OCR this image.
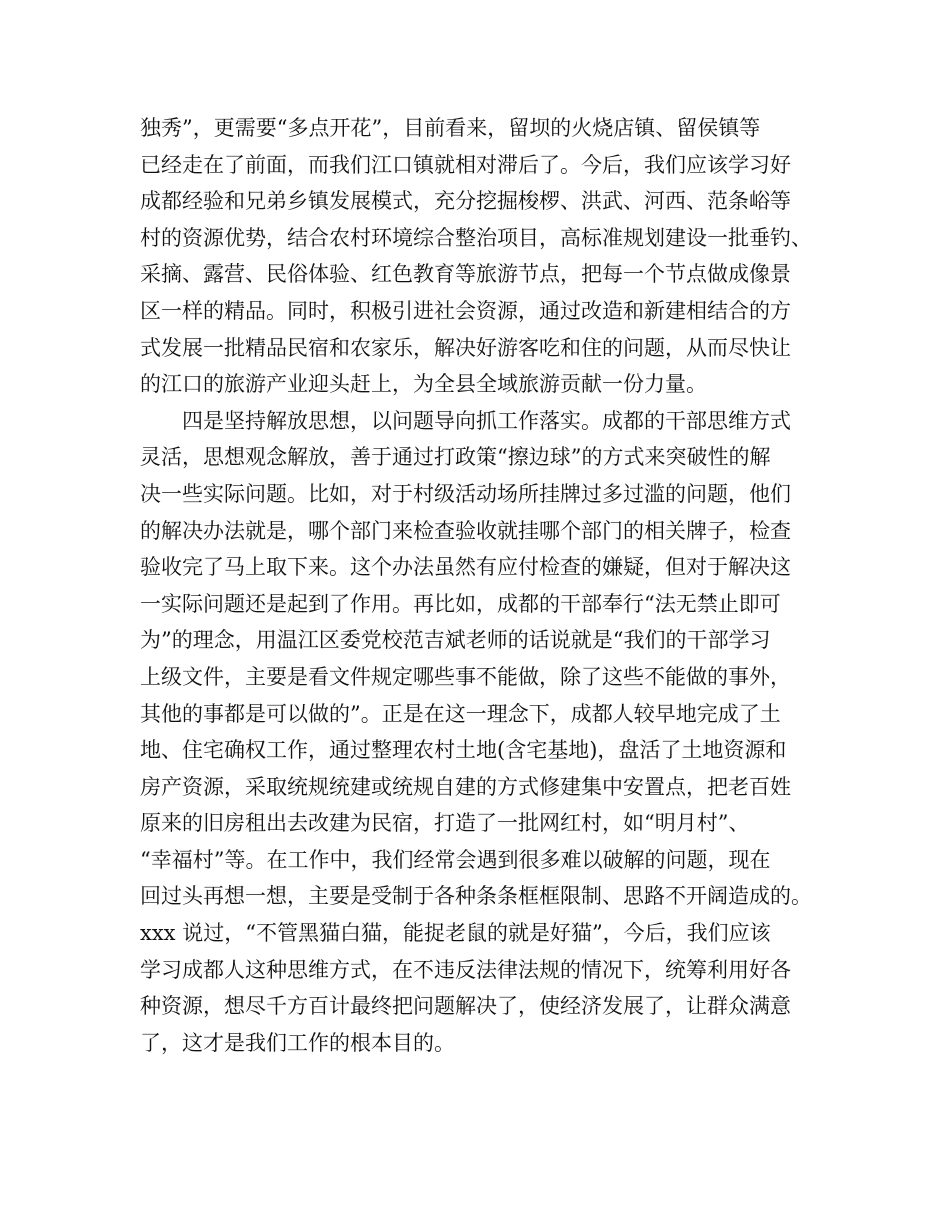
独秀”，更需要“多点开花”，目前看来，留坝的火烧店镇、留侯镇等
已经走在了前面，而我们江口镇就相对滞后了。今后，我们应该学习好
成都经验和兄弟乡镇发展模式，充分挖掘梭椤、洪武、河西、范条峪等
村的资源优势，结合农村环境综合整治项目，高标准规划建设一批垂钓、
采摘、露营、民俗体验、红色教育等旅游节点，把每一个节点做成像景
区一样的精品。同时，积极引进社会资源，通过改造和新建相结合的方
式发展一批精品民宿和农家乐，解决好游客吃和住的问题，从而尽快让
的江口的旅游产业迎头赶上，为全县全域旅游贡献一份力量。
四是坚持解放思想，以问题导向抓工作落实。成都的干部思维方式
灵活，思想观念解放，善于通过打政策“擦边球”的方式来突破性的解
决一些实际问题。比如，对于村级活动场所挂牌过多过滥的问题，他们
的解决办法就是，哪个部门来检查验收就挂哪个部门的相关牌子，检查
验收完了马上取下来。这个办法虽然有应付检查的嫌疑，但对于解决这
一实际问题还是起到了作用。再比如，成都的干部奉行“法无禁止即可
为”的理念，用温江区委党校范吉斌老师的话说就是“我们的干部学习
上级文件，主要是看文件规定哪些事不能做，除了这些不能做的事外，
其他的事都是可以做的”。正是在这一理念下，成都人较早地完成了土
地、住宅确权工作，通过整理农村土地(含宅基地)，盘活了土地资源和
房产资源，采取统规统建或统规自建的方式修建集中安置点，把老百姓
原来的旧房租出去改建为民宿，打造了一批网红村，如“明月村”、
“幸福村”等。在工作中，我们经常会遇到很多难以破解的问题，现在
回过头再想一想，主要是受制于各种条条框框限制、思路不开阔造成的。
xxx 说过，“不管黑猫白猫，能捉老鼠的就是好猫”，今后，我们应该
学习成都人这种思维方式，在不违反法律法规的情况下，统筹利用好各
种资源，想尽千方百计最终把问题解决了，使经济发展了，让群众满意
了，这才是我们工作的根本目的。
---
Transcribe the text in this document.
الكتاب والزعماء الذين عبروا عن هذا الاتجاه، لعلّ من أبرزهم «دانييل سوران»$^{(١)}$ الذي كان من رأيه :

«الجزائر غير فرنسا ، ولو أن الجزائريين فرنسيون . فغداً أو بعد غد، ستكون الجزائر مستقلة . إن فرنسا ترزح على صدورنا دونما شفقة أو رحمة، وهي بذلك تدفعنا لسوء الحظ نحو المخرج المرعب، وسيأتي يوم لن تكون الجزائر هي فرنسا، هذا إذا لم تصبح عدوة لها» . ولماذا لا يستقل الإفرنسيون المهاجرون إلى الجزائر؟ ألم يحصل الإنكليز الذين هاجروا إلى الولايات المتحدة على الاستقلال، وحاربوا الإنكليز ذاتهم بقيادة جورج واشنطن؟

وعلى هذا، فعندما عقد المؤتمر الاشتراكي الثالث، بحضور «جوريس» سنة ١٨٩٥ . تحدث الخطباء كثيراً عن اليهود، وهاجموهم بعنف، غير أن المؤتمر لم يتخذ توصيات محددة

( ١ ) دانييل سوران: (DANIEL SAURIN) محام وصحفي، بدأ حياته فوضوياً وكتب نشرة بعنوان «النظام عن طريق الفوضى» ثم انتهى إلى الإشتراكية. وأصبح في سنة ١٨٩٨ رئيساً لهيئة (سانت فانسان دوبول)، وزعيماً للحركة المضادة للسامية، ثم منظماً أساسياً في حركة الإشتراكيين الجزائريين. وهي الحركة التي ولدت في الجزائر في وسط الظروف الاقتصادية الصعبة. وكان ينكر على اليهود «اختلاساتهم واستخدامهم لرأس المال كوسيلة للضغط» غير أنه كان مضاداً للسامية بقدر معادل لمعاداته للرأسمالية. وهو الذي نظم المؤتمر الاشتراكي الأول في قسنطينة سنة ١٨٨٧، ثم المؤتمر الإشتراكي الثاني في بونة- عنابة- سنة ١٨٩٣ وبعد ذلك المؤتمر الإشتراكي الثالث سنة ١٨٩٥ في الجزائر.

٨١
---
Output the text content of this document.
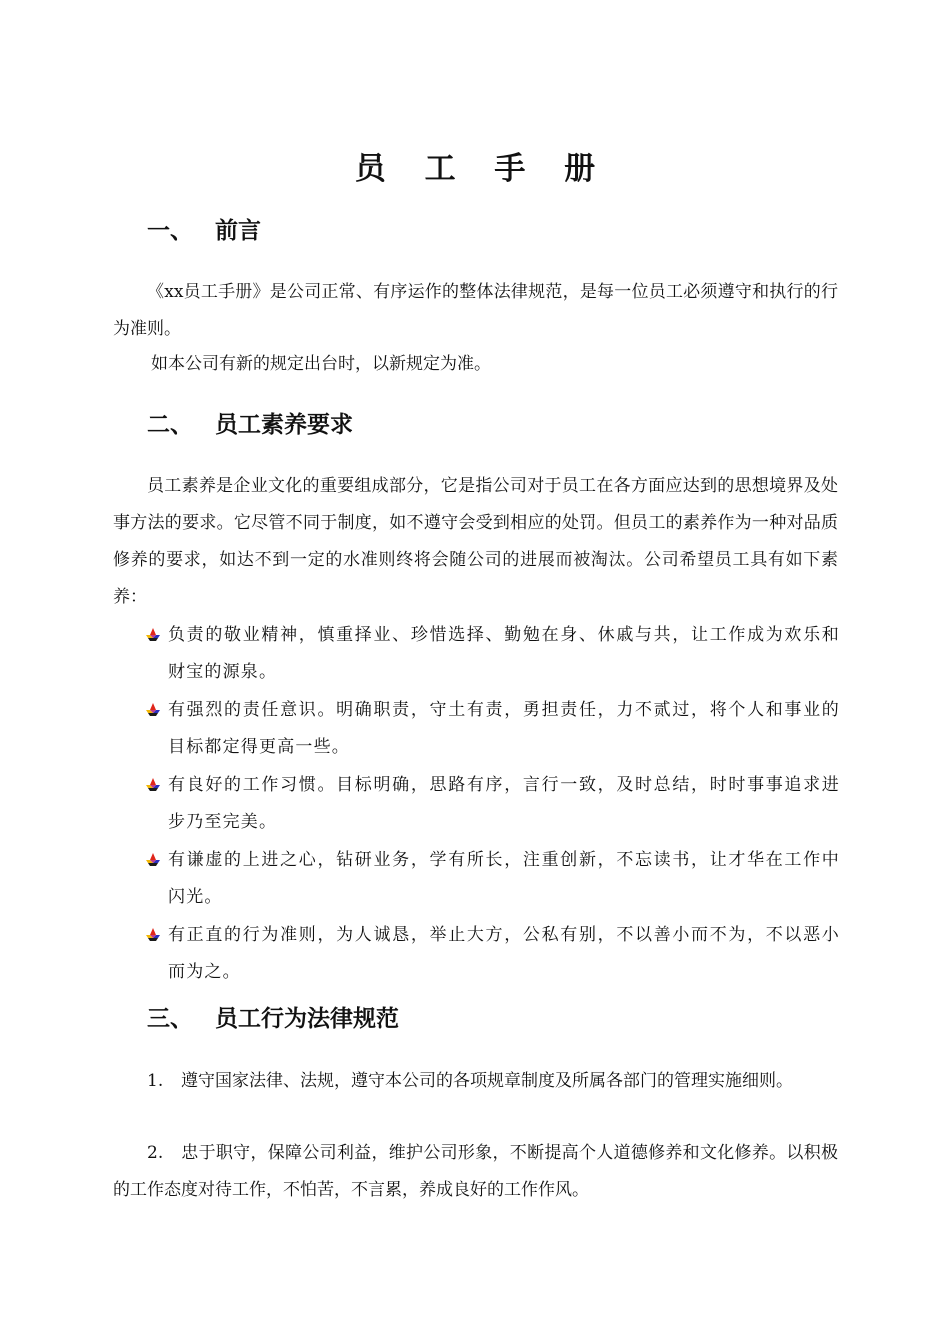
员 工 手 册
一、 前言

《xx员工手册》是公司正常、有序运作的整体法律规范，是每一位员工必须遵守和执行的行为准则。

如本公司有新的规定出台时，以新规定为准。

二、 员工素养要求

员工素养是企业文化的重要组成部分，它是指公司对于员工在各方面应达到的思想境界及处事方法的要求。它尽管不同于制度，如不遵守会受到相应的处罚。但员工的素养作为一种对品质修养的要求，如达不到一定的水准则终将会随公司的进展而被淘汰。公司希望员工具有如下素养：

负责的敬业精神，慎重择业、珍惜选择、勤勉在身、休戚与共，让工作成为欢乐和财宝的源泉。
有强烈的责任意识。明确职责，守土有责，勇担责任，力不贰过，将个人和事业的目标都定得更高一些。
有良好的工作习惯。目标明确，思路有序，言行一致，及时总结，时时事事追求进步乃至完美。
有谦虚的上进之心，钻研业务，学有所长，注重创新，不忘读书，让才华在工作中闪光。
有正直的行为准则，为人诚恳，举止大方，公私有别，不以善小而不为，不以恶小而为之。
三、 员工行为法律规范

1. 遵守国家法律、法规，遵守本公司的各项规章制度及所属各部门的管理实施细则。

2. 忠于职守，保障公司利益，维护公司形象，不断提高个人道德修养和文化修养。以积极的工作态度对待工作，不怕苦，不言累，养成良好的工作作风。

_What to work on:_
The records are above. How many lines in them contain the word "this"? Give the number alone.

_Response to the task:_
3